§ **Source extract**:
+===+

In the left figure of Figure 6, when one of the vertices of the area is inside the FOV, it is judged that the corresponding area is inside the FOV. In the middle figure, when the center point of the four vertices is inside the FOV, It is judged that the corresponding area has entered the FOV. In right figure, when all the vertices are inside the FOV, it is judged that the corresponding area has entered the FOV. In this case, the center point will be used for the determination. Let the

Figure 6. Decision rules.

center point of the i-th face be $V_{i} = {[x y z 1]}^{T}$ and let the inner and outer determination variable of the face be $p_{i}$ . Also, if $p_{i}$ is 1 for internal and 0 for external, then the process of discrimination is as follows.

${\tilde{V}}_{i} = M_{p r o j} \times M_{r o t} \times V_{i}$ (2)

${\begin{matrix} p_{i} = 1. i f | \frac{{\tilde{V}}_{i} (1)}{{\tilde{V}}_{i} (4)} | \leq 1, | \frac{{\tilde{V}}_{i} (2)}{{\tilde{V}}_{i} (4)} | \leq 1, | \frac{{\tilde{V}}_{i} (3)}{{\tilde{V}}_{i} (4)} | \leq 1, {\tilde{V}}_{i} (4) > 0 \\ p_{i} = 0. o t h e r w i s e \end{matrix}$ (3)

Through the above process, it is possible to judge whether or not the corresponding face falls within the FOV.

4.2. Projected Area

The resolution of the block is determined by using the projected area at the end of the decision process. This is to keep the picture quality rendered on the screen constant. It is meaningless to input a higher resolution because the support resolution of a general HMD device is FHD. Therefore, target resolution is determined for each FOV to ensure quality. The projected area of the face is S_i, the area of the FOV is S_FOV, the target resolution is P_target, the number of blocks divided by space is n, and the resolutions that can be assigned to the block are P(ex. P = [P_720p P_1080p P_2k P_4k], the resolution P_i of the corresponding area is as follows.

$P_{i} = {argmin}_{P \in P} (P_{t a r g e t} - \frac{S_{F O V}}{S_{i} \times n} P)$ (4)

4.3. Network Constraint

Finally, there is one more condition in the resolution discrimination formula above. The bitrate required to send the above resolution should be less than the network bandwidth [5]. Therefore, when the network bandwidth is $B_{N}$ , and the bitrate of the i region with the $P_{i}$ resolution is $B_{i}$ , the resolution decision equation has the following constraint.

$\sum_{i = 0}^{n} B_{i} < B_{N}$ (5)

Finally, the final resolution determination equation is as follows.

$P_{i} = {argmin}_{P \in P} (P_{t a r g e t} - \frac{S_{F O V}}{S_{i} \times n} P)$ (6)

$s . t . \sum_{i = 0}^{n} B_{i} < B_{N}$

5. Experiment

In the experiment, the resolution was limited to 4 k, 2 k, 1080 p, 720 p, and the support resolution of the HMD was 1080 p, and the video was cut into 200 pieces and 800 pieces. Because vertical divisor is 10 and the horizontal divisor is 20 when it cut into 200 pieces. And vertical divisor is 20 and the horizontal divisor is 40 when it cut into 800 pieces. In addition, we decided not to measure the resolution adaptation delay according to the viewing direction and not to consider the network delay, so we set the MPU in units of 1 second in time. In addition, the target resolution of focal FOV is set to 1080 p. And we set the vertical focal FOV and horizontal focal FOV as 55 degrees and 60 degrees which is generally because the focal area of the human eye is 55 degrees vertical FOV and 60 degrees horizontal FOV. And the target resolution of device FOV is set to 720 p. And we set the vertical device FOV and horizontal device FOV as 90 degrees and 100 degrees. In addition, due to the nature of the HMD, the image is enlarged as it approaches the edge of the FOV in order to correct distortion of the HMD lens. This is because the edge of the FOV is narrowed when passing through the lens of the HMD. Also, the center point is used to determine if the faces entered the FOV, as shown in Figure 7.

+===+

§ **What is asked**: In the text on FOV-based resolution selection, condense the paragraph beginning "In the experiment, the resolution was limited" into a bulleted list that keeps its main facts. The records that come next are separate material, unrelated to the text on FOV-based resolution selection.

+===+

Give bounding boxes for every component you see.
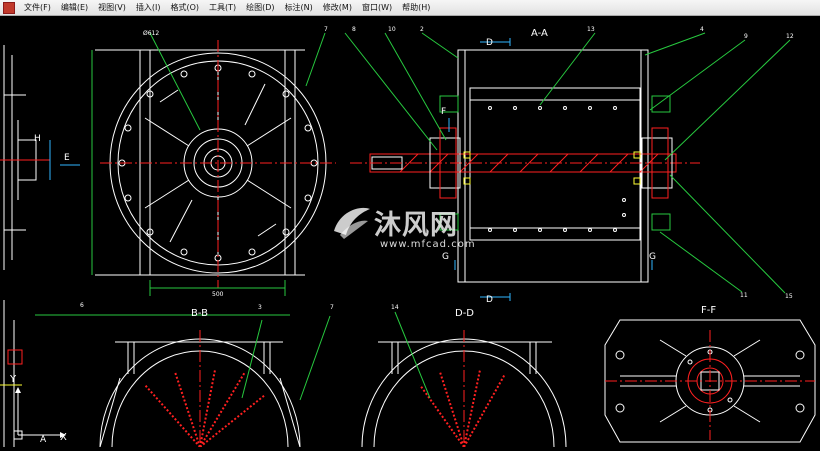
watermark-brand: 沐风网	[374, 210, 458, 241]
menu-edit[interactable]: 编辑(E)	[56, 1, 93, 15]
balloon-12: 12	[786, 33, 794, 40]
view-marker-f: F	[441, 107, 446, 117]
balloon-7a: 7	[324, 26, 328, 33]
section-label-aa: A-A	[531, 28, 548, 39]
view-marker-e: E	[64, 153, 70, 163]
menu-insert[interactable]: 插入(I)	[131, 1, 166, 15]
view-marker-g-right: G	[649, 252, 656, 262]
view-marker-d-top: D	[486, 38, 493, 48]
menu-draw[interactable]: 绘图(D)	[241, 1, 279, 15]
section-label-dd: D-D	[455, 308, 474, 319]
dimension-diameter: Ø612	[143, 30, 159, 37]
watermark-url: www.mfcad.com	[380, 239, 476, 250]
menu-bar: 文件(F) 编辑(E) 视图(V) 插入(I) 格式(O) 工具(T) 绘图(D…	[0, 0, 820, 16]
balloon-3: 3	[258, 304, 262, 311]
watermark: 沐风网 www.mfcad.com	[330, 201, 495, 261]
menu-window[interactable]: 窗口(W)	[357, 1, 397, 15]
ucs-y-label: Y	[10, 374, 17, 385]
balloon-14: 14	[391, 304, 399, 311]
ucs-x-label: X	[60, 432, 67, 443]
left-partial-view	[0, 45, 51, 270]
balloon-6: 6	[80, 302, 84, 309]
balloon-10: 10	[388, 26, 396, 33]
menu-modify[interactable]: 修改(M)	[318, 1, 357, 15]
balloon-13: 13	[587, 26, 595, 33]
menu-view[interactable]: 视图(V)	[93, 1, 131, 15]
balloon-7b: 7	[330, 304, 334, 311]
balloon-4: 4	[700, 26, 704, 33]
menu-format[interactable]: 格式(O)	[165, 1, 204, 15]
balloon-9: 9	[744, 33, 748, 40]
front-view	[60, 32, 336, 296]
section-dd-view	[361, 311, 567, 448]
section-label-bb: B-B	[191, 308, 208, 319]
view-marker-h: H	[34, 134, 41, 144]
balloon-8: 8	[352, 26, 356, 33]
balloon-2: 2	[420, 26, 424, 33]
app-icon[interactable]	[3, 1, 15, 14]
drawing-canvas[interactable]: A-A B-B D-D F-F D D E F G G H A 7 8 10 2…	[0, 16, 820, 448]
section-bb-view	[35, 314, 331, 448]
ucs-icon	[13, 387, 66, 440]
menu-help[interactable]: 帮助(H)	[397, 1, 435, 15]
balloon-15: 15	[785, 293, 793, 300]
watermark-logo-icon	[334, 207, 370, 239]
section-label-ff: F-F	[701, 305, 716, 316]
menu-file[interactable]: 文件(F)	[19, 1, 56, 15]
dimension-500: 500	[212, 291, 224, 298]
balloon-11: 11	[740, 292, 748, 299]
section-ff-view	[604, 319, 816, 443]
menu-dimension[interactable]: 标注(N)	[280, 1, 318, 15]
menu-tools[interactable]: 工具(T)	[204, 1, 241, 15]
view-marker-d-bottom: D	[486, 295, 493, 305]
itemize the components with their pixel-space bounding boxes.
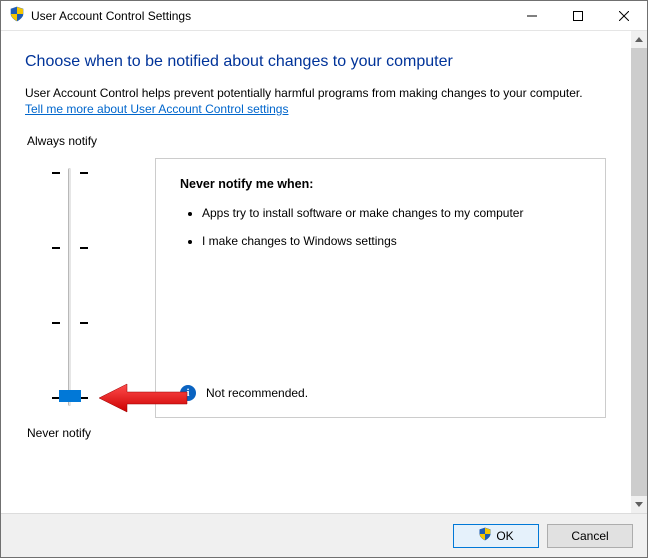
- slider-tick: [52, 247, 60, 249]
- vertical-scrollbar[interactable]: [630, 31, 647, 513]
- window-controls: [509, 1, 647, 30]
- window-title: User Account Control Settings: [31, 9, 191, 23]
- scroll-up-arrow-icon[interactable]: [631, 31, 647, 48]
- slider-bottom-label: Never notify: [27, 426, 155, 440]
- cancel-button[interactable]: Cancel: [547, 524, 633, 548]
- slider-tick: [80, 322, 88, 324]
- close-button[interactable]: [601, 1, 647, 30]
- slider-tick: [80, 247, 88, 249]
- status-row: i Not recommended.: [180, 385, 308, 401]
- minimize-button[interactable]: [509, 1, 555, 30]
- dialog-footer: OK Cancel: [1, 513, 647, 557]
- slider-track: [68, 168, 72, 406]
- content-area: Choose when to be notified about changes…: [1, 31, 630, 513]
- slider-thumb[interactable]: [59, 390, 81, 402]
- description-text: User Account Control helps prevent poten…: [25, 85, 606, 101]
- info-icon: i: [180, 385, 196, 401]
- panel-title: Never notify me when:: [180, 177, 587, 191]
- scrollbar-thumb[interactable]: [631, 48, 647, 496]
- uac-slider[interactable]: [35, 162, 105, 412]
- slider-tick: [52, 322, 60, 324]
- status-text: Not recommended.: [206, 386, 308, 400]
- page-heading: Choose when to be notified about changes…: [25, 53, 606, 71]
- slider-tick: [80, 397, 88, 399]
- uac-shield-icon: [478, 527, 492, 544]
- list-item: Apps try to install software or make cha…: [202, 205, 587, 221]
- maximize-button[interactable]: [555, 1, 601, 30]
- uac-shield-icon: [9, 6, 25, 25]
- cancel-button-label: Cancel: [571, 529, 608, 543]
- notification-level-panel: Never notify me when: Apps try to instal…: [155, 158, 606, 418]
- list-item: I make changes to Windows settings: [202, 233, 587, 249]
- panel-bullet-list: Apps try to install software or make cha…: [180, 205, 587, 249]
- slider-top-label: Always notify: [27, 134, 155, 148]
- ok-button-label: OK: [496, 529, 513, 543]
- scroll-down-arrow-icon[interactable]: [631, 496, 647, 513]
- ok-button[interactable]: OK: [453, 524, 539, 548]
- title-bar: User Account Control Settings: [1, 1, 647, 31]
- slider-tick: [80, 172, 88, 174]
- help-link[interactable]: Tell me more about User Account Control …: [25, 102, 288, 116]
- slider-tick: [52, 172, 60, 174]
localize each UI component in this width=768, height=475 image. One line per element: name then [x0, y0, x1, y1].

+===+

§ **Written answer**:
- Available resolutions: 4K, 2K, 1080p and 720p; the HMD supports 1080p.
- The video was cut into 200 pieces (10 vertical × 20 horizontal) and 800 pieces (20 vertical × 40 horizontal).
- Resolution adaptation delay by viewing direction was not measured and network delay was not considered, so the MPU was set to 1-second units.
- Focal FOV: target resolution 1080p, 55° vertical × 60° horizontal, matching the focal area of the human eye.
- Device FOV: target resolution 720p, 90° vertical × 100° horizontal.
- The image is enlarged toward the FOV edge to correct HMD lens distortion, because the lens narrows the edge of the FOV.
- The center point determines whether a face has entered the FOV (Figure 7).